Instructions for the task: Below are some records. Pull every line that contains the word "تحویل".

= = =

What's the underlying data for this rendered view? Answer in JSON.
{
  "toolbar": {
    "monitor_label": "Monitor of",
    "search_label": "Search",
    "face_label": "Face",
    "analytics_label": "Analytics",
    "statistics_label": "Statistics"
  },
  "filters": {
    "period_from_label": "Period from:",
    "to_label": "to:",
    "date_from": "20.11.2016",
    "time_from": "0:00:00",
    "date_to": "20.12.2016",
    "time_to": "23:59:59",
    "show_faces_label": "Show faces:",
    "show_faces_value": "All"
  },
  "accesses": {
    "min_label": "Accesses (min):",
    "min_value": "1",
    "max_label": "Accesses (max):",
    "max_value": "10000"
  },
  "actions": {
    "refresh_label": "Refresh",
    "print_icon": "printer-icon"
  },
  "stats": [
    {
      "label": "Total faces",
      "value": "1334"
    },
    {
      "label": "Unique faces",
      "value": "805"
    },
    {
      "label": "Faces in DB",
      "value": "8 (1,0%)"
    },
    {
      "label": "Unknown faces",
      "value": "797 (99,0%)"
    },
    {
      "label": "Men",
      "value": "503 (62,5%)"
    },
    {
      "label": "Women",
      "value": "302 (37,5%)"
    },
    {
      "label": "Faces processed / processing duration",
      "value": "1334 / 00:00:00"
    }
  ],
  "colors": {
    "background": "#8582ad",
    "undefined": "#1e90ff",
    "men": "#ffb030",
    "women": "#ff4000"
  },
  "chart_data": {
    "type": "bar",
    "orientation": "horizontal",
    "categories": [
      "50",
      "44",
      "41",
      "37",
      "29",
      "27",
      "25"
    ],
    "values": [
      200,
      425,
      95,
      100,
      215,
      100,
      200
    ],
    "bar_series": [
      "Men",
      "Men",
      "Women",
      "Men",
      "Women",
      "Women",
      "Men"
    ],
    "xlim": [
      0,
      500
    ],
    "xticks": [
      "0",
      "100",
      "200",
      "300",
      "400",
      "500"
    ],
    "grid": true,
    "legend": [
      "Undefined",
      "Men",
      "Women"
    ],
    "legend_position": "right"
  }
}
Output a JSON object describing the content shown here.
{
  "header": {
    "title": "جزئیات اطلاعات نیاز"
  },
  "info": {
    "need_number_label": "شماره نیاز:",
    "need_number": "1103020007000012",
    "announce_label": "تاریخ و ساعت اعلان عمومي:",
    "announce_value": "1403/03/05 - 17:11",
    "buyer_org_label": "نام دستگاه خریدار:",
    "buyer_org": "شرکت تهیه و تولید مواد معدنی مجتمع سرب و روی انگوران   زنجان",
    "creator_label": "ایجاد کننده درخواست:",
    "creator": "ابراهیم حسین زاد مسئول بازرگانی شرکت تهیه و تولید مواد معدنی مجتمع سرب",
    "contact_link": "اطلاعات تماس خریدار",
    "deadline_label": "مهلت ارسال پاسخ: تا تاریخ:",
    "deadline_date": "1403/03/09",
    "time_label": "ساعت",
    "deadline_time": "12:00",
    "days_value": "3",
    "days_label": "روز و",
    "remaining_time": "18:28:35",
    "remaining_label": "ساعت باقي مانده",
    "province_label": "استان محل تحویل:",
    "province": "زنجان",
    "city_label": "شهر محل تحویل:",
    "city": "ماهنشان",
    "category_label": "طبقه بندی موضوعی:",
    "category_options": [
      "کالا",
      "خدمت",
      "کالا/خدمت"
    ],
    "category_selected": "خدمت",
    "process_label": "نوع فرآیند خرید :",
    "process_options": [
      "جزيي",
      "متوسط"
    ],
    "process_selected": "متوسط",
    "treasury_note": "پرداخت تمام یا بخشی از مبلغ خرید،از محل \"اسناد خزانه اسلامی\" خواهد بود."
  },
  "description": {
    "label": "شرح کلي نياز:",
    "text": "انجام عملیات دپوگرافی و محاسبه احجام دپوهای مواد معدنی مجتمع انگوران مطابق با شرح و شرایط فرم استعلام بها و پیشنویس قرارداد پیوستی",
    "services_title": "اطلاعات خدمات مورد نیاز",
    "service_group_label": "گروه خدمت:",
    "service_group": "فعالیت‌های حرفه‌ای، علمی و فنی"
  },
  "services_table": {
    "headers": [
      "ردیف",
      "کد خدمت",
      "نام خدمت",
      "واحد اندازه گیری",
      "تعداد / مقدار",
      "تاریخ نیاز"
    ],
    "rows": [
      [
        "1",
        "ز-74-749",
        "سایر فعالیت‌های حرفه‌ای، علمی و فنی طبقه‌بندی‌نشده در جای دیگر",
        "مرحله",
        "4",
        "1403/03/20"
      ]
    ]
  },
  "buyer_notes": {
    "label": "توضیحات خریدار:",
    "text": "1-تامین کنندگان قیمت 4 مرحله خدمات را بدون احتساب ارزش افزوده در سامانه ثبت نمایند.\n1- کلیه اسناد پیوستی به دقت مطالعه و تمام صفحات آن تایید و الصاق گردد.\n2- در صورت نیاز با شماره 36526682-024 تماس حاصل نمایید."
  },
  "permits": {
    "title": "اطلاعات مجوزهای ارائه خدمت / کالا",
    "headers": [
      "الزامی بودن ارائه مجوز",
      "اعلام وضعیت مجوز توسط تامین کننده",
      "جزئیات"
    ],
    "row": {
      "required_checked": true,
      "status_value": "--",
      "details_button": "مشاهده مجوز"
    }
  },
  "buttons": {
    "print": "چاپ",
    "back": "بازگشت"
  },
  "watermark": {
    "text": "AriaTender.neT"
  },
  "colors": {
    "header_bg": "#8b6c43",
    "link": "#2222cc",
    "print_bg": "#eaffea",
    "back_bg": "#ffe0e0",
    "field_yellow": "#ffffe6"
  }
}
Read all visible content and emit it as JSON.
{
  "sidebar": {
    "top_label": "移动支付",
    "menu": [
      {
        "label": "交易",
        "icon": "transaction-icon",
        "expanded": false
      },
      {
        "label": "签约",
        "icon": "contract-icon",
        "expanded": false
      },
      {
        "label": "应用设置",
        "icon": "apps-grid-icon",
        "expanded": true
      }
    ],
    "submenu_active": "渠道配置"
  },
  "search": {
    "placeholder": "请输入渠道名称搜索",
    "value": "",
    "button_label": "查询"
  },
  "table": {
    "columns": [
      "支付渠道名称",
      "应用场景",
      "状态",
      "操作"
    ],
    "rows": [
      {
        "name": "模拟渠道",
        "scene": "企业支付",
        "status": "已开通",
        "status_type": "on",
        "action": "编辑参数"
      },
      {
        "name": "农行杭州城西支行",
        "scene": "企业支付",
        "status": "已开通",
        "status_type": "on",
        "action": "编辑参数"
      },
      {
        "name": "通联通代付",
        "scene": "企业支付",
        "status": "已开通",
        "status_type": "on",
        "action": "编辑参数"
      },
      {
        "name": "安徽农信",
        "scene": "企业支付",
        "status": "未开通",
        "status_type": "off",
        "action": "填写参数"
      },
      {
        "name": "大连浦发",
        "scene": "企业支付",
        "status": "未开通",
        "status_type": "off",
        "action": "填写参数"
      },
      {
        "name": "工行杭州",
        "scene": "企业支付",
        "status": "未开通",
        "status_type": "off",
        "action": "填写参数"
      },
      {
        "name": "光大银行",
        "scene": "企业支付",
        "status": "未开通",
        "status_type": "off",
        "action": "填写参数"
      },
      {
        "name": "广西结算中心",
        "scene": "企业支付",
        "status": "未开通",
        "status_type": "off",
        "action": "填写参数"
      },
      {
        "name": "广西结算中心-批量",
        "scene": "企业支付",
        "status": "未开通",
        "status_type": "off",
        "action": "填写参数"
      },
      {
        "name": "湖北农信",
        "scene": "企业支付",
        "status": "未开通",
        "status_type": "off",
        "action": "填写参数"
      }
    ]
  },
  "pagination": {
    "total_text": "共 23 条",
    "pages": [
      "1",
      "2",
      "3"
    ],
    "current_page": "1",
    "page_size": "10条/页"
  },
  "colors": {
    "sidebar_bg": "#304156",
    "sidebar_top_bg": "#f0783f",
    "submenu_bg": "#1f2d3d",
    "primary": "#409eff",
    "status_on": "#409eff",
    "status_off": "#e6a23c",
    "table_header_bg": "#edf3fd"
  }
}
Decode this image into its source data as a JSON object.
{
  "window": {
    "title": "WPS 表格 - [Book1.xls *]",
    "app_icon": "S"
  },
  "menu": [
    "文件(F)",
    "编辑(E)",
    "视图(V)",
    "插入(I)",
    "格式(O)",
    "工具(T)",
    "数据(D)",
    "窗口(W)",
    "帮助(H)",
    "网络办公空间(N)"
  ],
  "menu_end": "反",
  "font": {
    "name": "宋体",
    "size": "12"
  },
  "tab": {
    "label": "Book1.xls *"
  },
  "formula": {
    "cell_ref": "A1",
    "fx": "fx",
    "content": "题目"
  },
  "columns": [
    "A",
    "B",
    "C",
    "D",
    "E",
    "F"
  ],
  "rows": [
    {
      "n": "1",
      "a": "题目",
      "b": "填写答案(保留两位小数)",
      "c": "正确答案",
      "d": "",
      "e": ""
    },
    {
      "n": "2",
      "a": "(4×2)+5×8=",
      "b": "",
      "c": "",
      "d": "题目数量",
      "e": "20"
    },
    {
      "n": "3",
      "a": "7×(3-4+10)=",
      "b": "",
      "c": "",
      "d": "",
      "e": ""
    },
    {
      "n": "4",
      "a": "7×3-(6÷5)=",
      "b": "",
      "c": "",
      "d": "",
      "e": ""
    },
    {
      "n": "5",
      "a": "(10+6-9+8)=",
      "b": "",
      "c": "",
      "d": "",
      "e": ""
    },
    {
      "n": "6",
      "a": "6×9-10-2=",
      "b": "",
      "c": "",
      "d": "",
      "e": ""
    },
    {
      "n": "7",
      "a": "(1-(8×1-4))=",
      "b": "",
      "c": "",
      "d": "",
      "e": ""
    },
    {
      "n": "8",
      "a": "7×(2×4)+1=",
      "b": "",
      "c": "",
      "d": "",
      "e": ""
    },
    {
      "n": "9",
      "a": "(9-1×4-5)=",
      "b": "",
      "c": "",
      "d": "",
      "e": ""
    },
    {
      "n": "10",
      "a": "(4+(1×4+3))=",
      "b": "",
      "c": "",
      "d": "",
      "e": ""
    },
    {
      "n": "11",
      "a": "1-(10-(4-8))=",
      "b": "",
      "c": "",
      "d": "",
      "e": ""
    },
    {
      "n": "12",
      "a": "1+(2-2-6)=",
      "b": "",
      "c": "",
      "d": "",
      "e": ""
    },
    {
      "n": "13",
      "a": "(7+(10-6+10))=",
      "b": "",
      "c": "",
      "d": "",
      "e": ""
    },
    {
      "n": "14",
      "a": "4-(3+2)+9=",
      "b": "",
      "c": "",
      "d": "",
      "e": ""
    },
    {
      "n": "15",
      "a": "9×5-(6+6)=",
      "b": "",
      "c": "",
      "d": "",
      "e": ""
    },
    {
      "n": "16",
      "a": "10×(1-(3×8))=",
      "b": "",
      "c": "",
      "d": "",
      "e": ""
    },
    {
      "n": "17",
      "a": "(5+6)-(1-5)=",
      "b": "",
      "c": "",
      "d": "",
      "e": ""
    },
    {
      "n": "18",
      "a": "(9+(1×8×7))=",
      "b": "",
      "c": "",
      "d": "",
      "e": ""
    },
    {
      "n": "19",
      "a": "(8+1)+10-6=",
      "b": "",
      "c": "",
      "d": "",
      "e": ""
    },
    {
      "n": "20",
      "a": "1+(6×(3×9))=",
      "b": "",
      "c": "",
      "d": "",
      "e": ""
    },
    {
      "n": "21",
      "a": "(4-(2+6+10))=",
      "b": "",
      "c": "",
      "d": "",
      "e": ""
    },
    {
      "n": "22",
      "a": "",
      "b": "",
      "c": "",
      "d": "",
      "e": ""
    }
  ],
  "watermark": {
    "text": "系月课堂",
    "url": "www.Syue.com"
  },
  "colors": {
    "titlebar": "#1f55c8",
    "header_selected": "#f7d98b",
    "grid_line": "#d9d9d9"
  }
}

= = =

Response to this exercise:
    "province_label": "استان محل تحویل:",
    "city_label": "شهر محل تحویل:",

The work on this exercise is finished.